■ TASK INPUTS
■ ■ ■ ■

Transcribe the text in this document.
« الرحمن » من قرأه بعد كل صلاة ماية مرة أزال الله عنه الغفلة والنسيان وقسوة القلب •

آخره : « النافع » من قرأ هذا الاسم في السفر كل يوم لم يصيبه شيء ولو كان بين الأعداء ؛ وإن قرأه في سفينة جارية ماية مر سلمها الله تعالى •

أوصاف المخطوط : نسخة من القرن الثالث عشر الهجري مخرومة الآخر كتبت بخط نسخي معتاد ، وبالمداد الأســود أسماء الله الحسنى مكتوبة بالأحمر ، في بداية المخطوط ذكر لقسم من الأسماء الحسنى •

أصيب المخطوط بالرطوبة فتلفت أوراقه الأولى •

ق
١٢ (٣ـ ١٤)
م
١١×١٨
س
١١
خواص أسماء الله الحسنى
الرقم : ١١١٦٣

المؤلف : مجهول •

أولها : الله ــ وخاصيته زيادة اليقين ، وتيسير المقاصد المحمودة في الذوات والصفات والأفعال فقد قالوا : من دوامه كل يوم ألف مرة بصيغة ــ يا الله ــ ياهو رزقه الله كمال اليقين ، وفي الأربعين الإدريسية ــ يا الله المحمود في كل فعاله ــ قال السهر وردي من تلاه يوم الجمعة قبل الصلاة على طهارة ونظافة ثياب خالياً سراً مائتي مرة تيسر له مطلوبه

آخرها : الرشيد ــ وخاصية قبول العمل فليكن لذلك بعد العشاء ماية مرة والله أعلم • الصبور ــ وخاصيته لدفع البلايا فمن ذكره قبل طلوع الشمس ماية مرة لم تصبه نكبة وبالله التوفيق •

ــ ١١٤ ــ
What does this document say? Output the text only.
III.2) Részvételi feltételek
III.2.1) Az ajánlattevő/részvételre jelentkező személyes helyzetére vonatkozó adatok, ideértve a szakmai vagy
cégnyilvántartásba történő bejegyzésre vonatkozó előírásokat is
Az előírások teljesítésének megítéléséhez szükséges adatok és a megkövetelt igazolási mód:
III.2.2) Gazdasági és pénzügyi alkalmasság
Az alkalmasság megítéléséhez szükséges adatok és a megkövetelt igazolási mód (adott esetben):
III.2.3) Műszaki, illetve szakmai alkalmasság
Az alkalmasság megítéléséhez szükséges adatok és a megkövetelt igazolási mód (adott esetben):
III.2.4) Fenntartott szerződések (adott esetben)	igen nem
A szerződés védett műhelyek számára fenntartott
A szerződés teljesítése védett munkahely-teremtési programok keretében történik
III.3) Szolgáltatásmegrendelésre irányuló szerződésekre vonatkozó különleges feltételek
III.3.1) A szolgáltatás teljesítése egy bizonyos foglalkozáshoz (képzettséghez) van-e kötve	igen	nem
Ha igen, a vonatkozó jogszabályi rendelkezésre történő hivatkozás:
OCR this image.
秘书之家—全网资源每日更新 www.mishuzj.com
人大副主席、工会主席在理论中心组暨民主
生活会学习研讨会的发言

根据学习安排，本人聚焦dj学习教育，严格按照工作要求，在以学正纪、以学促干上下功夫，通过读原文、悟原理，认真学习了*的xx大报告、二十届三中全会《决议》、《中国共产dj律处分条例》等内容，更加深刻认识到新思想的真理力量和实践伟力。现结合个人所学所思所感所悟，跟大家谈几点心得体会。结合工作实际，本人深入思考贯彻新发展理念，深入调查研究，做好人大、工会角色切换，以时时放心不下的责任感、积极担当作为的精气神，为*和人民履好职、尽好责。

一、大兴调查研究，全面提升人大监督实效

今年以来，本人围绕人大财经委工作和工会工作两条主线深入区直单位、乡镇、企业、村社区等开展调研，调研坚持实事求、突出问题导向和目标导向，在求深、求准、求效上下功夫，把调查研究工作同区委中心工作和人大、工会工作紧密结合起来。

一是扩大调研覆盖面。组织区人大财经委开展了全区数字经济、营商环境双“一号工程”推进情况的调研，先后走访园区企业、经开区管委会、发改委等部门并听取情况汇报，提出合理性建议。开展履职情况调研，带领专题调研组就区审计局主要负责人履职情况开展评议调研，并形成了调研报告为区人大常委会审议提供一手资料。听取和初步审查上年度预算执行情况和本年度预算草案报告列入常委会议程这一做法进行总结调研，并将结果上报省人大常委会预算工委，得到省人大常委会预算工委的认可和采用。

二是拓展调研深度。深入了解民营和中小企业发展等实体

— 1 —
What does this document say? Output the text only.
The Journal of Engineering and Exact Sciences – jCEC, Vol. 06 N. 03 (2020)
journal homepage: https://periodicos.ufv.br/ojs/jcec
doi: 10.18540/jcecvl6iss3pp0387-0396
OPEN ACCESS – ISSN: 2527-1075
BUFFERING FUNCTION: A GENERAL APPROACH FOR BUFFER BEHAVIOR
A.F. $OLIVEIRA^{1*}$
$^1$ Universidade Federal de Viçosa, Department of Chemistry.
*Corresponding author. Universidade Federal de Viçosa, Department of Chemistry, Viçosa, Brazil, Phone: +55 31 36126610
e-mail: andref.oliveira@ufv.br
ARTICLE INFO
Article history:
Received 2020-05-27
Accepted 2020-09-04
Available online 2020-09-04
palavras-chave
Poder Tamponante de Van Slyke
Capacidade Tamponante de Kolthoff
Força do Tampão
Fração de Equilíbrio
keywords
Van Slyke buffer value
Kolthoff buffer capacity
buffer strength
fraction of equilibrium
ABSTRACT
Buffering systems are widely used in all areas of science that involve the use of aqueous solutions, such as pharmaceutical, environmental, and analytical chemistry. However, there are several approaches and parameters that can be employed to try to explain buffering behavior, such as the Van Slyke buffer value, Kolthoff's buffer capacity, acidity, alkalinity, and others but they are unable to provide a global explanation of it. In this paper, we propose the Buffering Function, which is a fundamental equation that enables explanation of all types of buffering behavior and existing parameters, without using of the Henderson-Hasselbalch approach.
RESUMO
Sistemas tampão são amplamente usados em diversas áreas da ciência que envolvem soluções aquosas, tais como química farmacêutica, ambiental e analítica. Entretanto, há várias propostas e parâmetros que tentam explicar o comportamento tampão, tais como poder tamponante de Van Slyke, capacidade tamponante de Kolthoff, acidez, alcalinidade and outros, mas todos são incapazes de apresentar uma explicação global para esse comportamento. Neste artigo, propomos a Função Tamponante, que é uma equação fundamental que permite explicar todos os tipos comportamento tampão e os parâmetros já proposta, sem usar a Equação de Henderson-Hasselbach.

■ ■ ■ ■

■ WRITTEN EXERCISE
List all lines above in which the string "teljesítése" appears.

■ THE COMPLETED TASK
A szerződés teljesítése védett munkahely-teremtési programok keretében történik
III.3.1) A szolgáltatás teljesítése egy bizonyos foglalkozáshoz (képzettséghez) van-e kötve	igen	nem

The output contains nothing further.